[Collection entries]
** Begin **
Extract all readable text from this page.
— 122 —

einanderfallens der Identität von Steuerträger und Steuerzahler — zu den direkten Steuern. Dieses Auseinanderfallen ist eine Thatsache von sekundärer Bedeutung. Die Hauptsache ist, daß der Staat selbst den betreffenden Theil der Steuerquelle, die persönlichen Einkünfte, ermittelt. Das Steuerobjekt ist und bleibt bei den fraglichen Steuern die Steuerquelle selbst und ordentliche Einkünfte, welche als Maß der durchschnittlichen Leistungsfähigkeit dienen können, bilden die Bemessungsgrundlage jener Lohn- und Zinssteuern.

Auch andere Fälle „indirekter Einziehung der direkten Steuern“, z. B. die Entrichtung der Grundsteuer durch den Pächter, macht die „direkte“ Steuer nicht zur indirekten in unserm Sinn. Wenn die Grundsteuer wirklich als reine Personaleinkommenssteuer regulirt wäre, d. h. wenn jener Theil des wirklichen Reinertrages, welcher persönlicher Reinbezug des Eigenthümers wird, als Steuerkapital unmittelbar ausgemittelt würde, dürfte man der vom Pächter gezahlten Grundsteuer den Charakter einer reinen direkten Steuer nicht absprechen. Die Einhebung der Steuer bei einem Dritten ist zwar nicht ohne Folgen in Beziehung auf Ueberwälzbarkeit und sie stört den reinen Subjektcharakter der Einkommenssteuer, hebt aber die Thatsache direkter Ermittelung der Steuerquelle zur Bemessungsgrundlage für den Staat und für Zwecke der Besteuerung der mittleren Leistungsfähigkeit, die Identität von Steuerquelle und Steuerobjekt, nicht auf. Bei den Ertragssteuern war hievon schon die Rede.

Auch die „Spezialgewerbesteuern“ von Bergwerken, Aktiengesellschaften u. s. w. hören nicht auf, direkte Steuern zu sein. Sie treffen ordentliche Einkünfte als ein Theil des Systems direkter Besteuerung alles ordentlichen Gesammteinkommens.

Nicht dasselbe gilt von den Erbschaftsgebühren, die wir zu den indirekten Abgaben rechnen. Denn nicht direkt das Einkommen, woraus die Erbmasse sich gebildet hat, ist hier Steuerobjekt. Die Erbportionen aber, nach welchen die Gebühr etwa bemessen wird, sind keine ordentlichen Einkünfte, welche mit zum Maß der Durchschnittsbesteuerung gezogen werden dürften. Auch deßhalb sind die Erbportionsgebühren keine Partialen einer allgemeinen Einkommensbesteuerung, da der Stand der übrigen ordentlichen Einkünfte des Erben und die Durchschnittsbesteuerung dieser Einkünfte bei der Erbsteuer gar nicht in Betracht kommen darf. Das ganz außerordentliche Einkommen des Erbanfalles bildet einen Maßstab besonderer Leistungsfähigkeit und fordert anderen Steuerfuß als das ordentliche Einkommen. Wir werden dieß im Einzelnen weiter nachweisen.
** End **
### Description of the task
Which lines hold the string "direkter"? Copy all of them from the data above.

### Reply
Auch andere Fälle „indirekter Einziehung der direkten Steuern“, z. B. die Entrichtung der Grundsteuer durch den Pächter, macht die „direkte“ Steuer nicht zur indirekten in unserm Sinn. Wenn die Grundsteuer wirklich als reine Personaleinkommenssteuer regulirt wäre, d. h. wenn jener Theil des wirklichen Reinertrages, welcher persönlicher Reinbezug des Eigenthümers wird, als Steuerkapital unmittelbar ausgemittelt würde, dürfte man der vom Pächter gezahlten Grundsteuer den Charakter einer reinen direkten Steuer nicht absprechen. Die Einhebung der Steuer bei einem Dritten ist zwar nicht ohne Folgen in Beziehung auf Ueberwälzbarkeit und sie stört den reinen Subjektcharakter der Einkommenssteuer, hebt aber die Thatsache direkter Ermittelung der Steuerquelle zur Bemessungsgrundlage für den Staat und für Zwecke der Besteuerung der mittleren Leistungsfähigkeit, die Identität von Steuerquelle und Steuerobjekt, nicht auf. Bei den Ertragssteuern war hievon schon die Rede.
Auch die „Spezialgewerbesteuern“ von Bergwerken, Aktiengesellschaften u. s. w. hören nicht auf, direkte Steuern zu sein. Sie treffen ordentliche Einkünfte als ein Theil des Systems direkter Besteuerung alles ordentlichen Gesammteinkommens.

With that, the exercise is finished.